### INSTRUCTIONS TO FOLLOW
Your task is to output all the records below, word for word.

### MATERIAL FOR THE TASK
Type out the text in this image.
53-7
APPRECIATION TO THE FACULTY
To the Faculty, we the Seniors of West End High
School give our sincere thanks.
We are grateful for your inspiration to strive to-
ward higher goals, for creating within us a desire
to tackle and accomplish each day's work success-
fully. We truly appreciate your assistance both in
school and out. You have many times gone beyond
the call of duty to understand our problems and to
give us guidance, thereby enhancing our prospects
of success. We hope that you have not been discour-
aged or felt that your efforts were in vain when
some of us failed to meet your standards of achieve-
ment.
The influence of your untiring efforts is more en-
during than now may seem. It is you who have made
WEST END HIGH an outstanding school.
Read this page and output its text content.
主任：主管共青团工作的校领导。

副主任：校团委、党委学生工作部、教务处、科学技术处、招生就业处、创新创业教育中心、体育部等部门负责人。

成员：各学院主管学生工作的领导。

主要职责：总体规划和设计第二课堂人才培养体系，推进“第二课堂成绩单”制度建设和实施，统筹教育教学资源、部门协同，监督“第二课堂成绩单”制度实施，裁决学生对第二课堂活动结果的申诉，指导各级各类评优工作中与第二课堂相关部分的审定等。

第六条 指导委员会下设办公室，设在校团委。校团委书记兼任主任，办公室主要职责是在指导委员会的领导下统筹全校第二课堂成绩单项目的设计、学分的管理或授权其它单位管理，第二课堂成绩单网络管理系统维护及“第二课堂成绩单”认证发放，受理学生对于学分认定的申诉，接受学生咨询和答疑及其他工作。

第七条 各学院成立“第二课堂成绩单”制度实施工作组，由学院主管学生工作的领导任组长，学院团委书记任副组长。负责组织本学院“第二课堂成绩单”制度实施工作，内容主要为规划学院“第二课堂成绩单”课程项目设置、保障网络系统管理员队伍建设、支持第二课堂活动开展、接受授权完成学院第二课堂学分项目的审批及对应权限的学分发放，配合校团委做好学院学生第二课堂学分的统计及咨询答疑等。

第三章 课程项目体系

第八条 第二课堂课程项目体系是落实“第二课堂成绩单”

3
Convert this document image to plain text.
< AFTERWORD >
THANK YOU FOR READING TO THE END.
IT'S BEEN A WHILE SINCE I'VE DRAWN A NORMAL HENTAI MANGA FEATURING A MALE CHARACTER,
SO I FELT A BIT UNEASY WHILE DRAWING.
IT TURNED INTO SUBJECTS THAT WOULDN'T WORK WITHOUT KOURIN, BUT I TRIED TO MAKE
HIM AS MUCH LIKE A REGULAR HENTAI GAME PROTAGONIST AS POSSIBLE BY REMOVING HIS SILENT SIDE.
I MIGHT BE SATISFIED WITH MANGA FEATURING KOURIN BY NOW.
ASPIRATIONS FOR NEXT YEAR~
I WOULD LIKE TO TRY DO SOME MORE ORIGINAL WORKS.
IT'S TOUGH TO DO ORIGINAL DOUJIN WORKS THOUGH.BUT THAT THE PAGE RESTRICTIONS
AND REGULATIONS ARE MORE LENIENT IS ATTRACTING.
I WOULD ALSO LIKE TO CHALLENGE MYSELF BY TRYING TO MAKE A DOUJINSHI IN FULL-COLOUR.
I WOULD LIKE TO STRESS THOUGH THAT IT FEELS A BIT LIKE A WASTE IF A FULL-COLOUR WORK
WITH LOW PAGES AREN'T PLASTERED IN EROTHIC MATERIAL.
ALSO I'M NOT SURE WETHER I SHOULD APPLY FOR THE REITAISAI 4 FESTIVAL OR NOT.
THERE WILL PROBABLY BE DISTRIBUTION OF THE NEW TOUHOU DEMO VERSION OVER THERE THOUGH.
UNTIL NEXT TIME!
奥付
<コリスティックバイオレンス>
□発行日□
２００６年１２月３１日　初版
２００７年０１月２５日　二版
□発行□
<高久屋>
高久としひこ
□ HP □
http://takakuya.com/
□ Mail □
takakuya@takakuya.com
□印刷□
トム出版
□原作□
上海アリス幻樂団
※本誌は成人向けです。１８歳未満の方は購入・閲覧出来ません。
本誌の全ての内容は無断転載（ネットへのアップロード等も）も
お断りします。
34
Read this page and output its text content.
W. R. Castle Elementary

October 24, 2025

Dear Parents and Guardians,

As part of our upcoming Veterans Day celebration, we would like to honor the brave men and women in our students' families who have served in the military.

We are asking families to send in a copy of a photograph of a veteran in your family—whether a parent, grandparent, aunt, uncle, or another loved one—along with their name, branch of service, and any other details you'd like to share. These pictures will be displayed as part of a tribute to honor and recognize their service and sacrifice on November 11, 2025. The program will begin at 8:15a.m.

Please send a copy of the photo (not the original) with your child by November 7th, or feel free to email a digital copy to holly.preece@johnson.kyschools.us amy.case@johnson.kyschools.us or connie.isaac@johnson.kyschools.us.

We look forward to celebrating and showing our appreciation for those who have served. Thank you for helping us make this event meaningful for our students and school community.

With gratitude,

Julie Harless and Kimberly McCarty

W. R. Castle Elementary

### RESPONSE
Type out the text in this image.
53-7
APPRECIATION TO THE FACULTY
To the Faculty, we the Seniors of West End High
School give our sincere thanks.
We are grateful for your inspiration to strive to-
ward higher goals, for creating within us a desire
to tackle and accomplish each day's work success-
fully. We truly appreciate your assistance both in
school and out. You have many times gone beyond
the call of duty to understand our problems and to
give us guidance, thereby enhancing our prospects
of success. We hope that you have not been discour-
aged or felt that your efforts were in vain when
some of us failed to meet your standards of achieve-
ment.
The influence of your untiring efforts is more en-
during than now may seem. It is you who have made
WEST END HIGH an outstanding school.
Read this page and output its text content.
主任：主管共青团工作的校领导。

副主任：校团委、党委学生工作部、教务处、科学技术处、招生就业处、创新创业教育中心、体育部等部门负责人。

成员：各学院主管学生工作的领导。

主要职责：总体规划和设计第二课堂人才培养体系，推进“第二课堂成绩单”制度建设和实施，统筹教育教学资源、部门协同，监督“第二课堂成绩单”制度实施，裁决学生对第二课堂活动结果的申诉，指导各级各类评优工作中与第二课堂相关部分的审定等。

第六条 指导委员会下设办公室，设在校团委。校团委书记兼任主任，办公室主要职责是在指导委员会的领导下统筹全校第二课堂成绩单项目的设计、学分的管理或授权其它单位管理，第二课堂成绩单网络管理系统维护及“第二课堂成绩单”认证发放，受理学生对于学分认定的申诉，接受学生咨询和答疑及其他工作。

第七条 各学院成立“第二课堂成绩单”制度实施工作组，由学院主管学生工作的领导任组长，学院团委书记任副组长。负责组织本学院“第二课堂成绩单”制度实施工作，内容主要为规划学院“第二课堂成绩单”课程项目设置、保障网络系统管理员队伍建设、支持第二课堂活动开展、接受授权完成学院第二课堂学分项目的审批及对应权限的学分发放，配合校团委做好学院学生第二课堂学分的统计及咨询答疑等。

第三章 课程项目体系

第八条 第二课堂课程项目体系是落实“第二课堂成绩单”

3
Convert this document image to plain text.
< AFTERWORD >
THANK YOU FOR READING TO THE END.
IT'S BEEN A WHILE SINCE I'VE DRAWN A NORMAL HENTAI MANGA FEATURING A MALE CHARACTER,
SO I FELT A BIT UNEASY WHILE DRAWING.
IT TURNED INTO SUBJECTS THAT WOULDN'T WORK WITHOUT KOURIN, BUT I TRIED TO MAKE
HIM AS MUCH LIKE A REGULAR HENTAI GAME PROTAGONIST AS POSSIBLE BY REMOVING HIS SILENT SIDE.
I MIGHT BE SATISFIED WITH MANGA FEATURING KOURIN BY NOW.
ASPIRATIONS FOR NEXT YEAR~
I WOULD LIKE TO TRY DO SOME MORE ORIGINAL WORKS.
IT'S TOUGH TO DO ORIGINAL DOUJIN WORKS THOUGH.BUT THAT THE PAGE RESTRICTIONS
AND REGULATIONS ARE MORE LENIENT IS ATTRACTING.
I WOULD ALSO LIKE TO CHALLENGE MYSELF BY TRYING TO MAKE A DOUJINSHI IN FULL-COLOUR.
I WOULD LIKE TO STRESS THOUGH THAT IT FEELS A BIT LIKE A WASTE IF A FULL-COLOUR WORK
WITH LOW PAGES AREN'T PLASTERED IN EROTHIC MATERIAL.
ALSO I'M NOT SURE WETHER I SHOULD APPLY FOR THE REITAISAI 4 FESTIVAL OR NOT.
THERE WILL PROBABLY BE DISTRIBUTION OF THE NEW TOUHOU DEMO VERSION OVER THERE THOUGH.
UNTIL NEXT TIME!
奥付
<コリスティックバイオレンス>
□発行日□
２００６年１２月３１日　初版
２００７年０１月２５日　二版
□発行□
<高久屋>
高久としひこ
□ HP □
http://takakuya.com/
□ Mail □
takakuya@takakuya.com
□印刷□
トム出版
□原作□
上海アリス幻樂団
※本誌は成人向けです。１８歳未満の方は購入・閲覧出来ません。
本誌の全ての内容は無断転載（ネットへのアップロード等も）も
お断りします。
34
Read this page and output its text content.
W. R. Castle Elementary

October 24, 2025

Dear Parents and Guardians,

As part of our upcoming Veterans Day celebration, we would like to honor the brave men and women in our students' families who have served in the military.

We are asking families to send in a copy of a photograph of a veteran in your family—whether a parent, grandparent, aunt, uncle, or another loved one—along with their name, branch of service, and any other details you'd like to share. These pictures will be displayed as part of a tribute to honor and recognize their service and sacrifice on November 11, 2025. The program will begin at 8:15a.m.

Please send a copy of the photo (not the original) with your child by November 7th, or feel free to email a digital copy to holly.preece@johnson.kyschools.us amy.case@johnson.kyschools.us or connie.isaac@johnson.kyschools.us.

We look forward to celebrating and showing our appreciation for those who have served. Thank you for helping us make this event meaningful for our students and school community.

With gratitude,

Julie Harless and Kimberly McCarty

W. R. Castle Elementary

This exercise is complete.